Work required:
Every record should be written out exactly, please.

Data lines:
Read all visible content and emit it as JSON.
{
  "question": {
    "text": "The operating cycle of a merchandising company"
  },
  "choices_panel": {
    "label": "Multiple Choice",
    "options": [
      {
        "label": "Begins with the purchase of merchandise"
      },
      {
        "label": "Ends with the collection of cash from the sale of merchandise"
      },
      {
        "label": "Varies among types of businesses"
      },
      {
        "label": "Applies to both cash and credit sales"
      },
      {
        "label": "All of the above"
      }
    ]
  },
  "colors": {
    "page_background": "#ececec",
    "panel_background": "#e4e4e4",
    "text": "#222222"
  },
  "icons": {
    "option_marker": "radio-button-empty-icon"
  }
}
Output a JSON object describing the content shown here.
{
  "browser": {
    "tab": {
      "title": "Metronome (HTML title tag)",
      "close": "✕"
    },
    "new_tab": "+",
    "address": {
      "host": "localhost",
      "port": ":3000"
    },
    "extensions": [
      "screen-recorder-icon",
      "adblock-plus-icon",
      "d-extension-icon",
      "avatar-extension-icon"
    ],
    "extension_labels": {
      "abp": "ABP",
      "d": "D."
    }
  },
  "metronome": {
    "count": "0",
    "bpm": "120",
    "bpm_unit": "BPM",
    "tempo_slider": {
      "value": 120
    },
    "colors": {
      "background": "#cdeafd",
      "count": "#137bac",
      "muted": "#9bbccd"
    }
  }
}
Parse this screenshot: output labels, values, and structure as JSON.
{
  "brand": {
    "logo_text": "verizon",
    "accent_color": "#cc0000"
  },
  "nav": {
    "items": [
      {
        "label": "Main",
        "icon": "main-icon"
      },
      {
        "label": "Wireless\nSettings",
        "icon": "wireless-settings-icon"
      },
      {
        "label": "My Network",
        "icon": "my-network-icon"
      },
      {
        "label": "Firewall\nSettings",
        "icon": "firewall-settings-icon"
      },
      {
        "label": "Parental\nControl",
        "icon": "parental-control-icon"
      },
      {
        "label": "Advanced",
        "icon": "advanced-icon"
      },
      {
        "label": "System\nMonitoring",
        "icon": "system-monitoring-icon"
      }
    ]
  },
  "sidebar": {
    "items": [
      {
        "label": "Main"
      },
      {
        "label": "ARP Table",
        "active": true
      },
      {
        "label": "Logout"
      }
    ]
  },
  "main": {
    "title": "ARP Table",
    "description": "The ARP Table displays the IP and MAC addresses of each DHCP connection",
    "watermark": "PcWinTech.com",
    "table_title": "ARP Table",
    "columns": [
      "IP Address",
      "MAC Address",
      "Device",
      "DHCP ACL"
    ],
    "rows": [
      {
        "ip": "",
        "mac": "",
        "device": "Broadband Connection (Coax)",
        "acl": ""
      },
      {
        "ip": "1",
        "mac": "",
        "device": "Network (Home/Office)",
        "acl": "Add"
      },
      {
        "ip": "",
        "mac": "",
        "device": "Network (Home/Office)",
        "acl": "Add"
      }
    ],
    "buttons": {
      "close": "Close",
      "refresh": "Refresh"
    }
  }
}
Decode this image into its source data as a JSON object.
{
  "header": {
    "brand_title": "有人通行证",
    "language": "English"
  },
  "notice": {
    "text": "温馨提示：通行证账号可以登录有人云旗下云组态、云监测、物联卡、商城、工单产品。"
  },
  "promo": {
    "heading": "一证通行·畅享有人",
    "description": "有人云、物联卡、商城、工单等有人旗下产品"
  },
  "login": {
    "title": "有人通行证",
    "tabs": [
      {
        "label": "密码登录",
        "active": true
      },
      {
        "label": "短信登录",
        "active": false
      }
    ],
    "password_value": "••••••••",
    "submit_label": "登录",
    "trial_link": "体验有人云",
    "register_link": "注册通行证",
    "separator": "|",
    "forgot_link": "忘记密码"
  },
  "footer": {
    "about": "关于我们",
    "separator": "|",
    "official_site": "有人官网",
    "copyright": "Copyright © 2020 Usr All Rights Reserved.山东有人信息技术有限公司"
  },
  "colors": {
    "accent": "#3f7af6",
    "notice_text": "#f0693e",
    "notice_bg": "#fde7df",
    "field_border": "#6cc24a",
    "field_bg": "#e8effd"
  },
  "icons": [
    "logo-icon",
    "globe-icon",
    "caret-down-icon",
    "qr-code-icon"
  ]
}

Answer to the problem:
Read all visible content and emit it as JSON.
{
  "question": {
    "text": "The operating cycle of a merchandising company"
  },
  "choices_panel": {
    "label": "Multiple Choice",
    "options": [
      {
        "label": "Begins with the purchase of merchandise"
      },
      {
        "label": "Ends with the collection of cash from the sale of merchandise"
      },
      {
        "label": "Varies among types of businesses"
      },
      {
        "label": "Applies to both cash and credit sales"
      },
      {
        "label": "All of the above"
      }
    ]
  },
  "colors": {
    "page_background": "#ececec",
    "panel_background": "#e4e4e4",
    "text": "#222222"
  },
  "icons": {
    "option_marker": "radio-button-empty-icon"
  }
}
Output a JSON object describing the content shown here.
{
  "browser": {
    "tab": {
      "title": "Metronome (HTML title tag)",
      "close": "✕"
    },
    "new_tab": "+",
    "address": {
      "host": "localhost",
      "port": ":3000"
    },
    "extensions": [
      "screen-recorder-icon",
      "adblock-plus-icon",
      "d-extension-icon",
      "avatar-extension-icon"
    ],
    "extension_labels": {
      "abp": "ABP",
      "d": "D."
    }
  },
  "metronome": {
    "count": "0",
    "bpm": "120",
    "bpm_unit": "BPM",
    "tempo_slider": {
      "value": 120
    },
    "colors": {
      "background": "#cdeafd",
      "count": "#137bac",
      "muted": "#9bbccd"
    }
  }
}
Parse this screenshot: output labels, values, and structure as JSON.
{
  "brand": {
    "logo_text": "verizon",
    "accent_color": "#cc0000"
  },
  "nav": {
    "items": [
      {
        "label": "Main",
        "icon": "main-icon"
      },
      {
        "label": "Wireless\nSettings",
        "icon": "wireless-settings-icon"
      },
      {
        "label": "My Network",
        "icon": "my-network-icon"
      },
      {
        "label": "Firewall\nSettings",
        "icon": "firewall-settings-icon"
      },
      {
        "label": "Parental\nControl",
        "icon": "parental-control-icon"
      },
      {
        "label": "Advanced",
        "icon": "advanced-icon"
      },
      {
        "label": "System\nMonitoring",
        "icon": "system-monitoring-icon"
      }
    ]
  },
  "sidebar": {
    "items": [
      {
        "label": "Main"
      },
      {
        "label": "ARP Table",
        "active": true
      },
      {
        "label": "Logout"
      }
    ]
  },
  "main": {
    "title": "ARP Table",
    "description": "The ARP Table displays the IP and MAC addresses of each DHCP connection",
    "watermark": "PcWinTech.com",
    "table_title": "ARP Table",
    "columns": [
      "IP Address",
      "MAC Address",
      "Device",
      "DHCP ACL"
    ],
    "rows": [
      {
        "ip": "",
        "mac": "",
        "device": "Broadband Connection (Coax)",
        "acl": ""
      },
      {
        "ip": "1",
        "mac": "",
        "device": "Network (Home/Office)",
        "acl": "Add"
      },
      {
        "ip": "",
        "mac": "",
        "device": "Network (Home/Office)",
        "acl": "Add"
      }
    ],
    "buttons": {
      "close": "Close",
      "refresh": "Refresh"
    }
  }
}
Decode this image into its source data as a JSON object.
{
  "header": {
    "brand_title": "有人通行证",
    "language": "English"
  },
  "notice": {
    "text": "温馨提示：通行证账号可以登录有人云旗下云组态、云监测、物联卡、商城、工单产品。"
  },
  "promo": {
    "heading": "一证通行·畅享有人",
    "description": "有人云、物联卡、商城、工单等有人旗下产品"
  },
  "login": {
    "title": "有人通行证",
    "tabs": [
      {
        "label": "密码登录",
        "active": true
      },
      {
        "label": "短信登录",
        "active": false
      }
    ],
    "password_value": "••••••••",
    "submit_label": "登录",
    "trial_link": "体验有人云",
    "register_link": "注册通行证",
    "separator": "|",
    "forgot_link": "忘记密码"
  },
  "footer": {
    "about": "关于我们",
    "separator": "|",
    "official_site": "有人官网",
    "copyright": "Copyright © 2020 Usr All Rights Reserved.山东有人信息技术有限公司"
  },
  "colors": {
    "accent": "#3f7af6",
    "notice_text": "#f0693e",
    "notice_bg": "#fde7df",
    "field_border": "#6cc24a",
    "field_bg": "#e8effd"
  },
  "icons": [
    "logo-icon",
    "globe-icon",
    "caret-down-icon",
    "qr-code-icon"
  ]
}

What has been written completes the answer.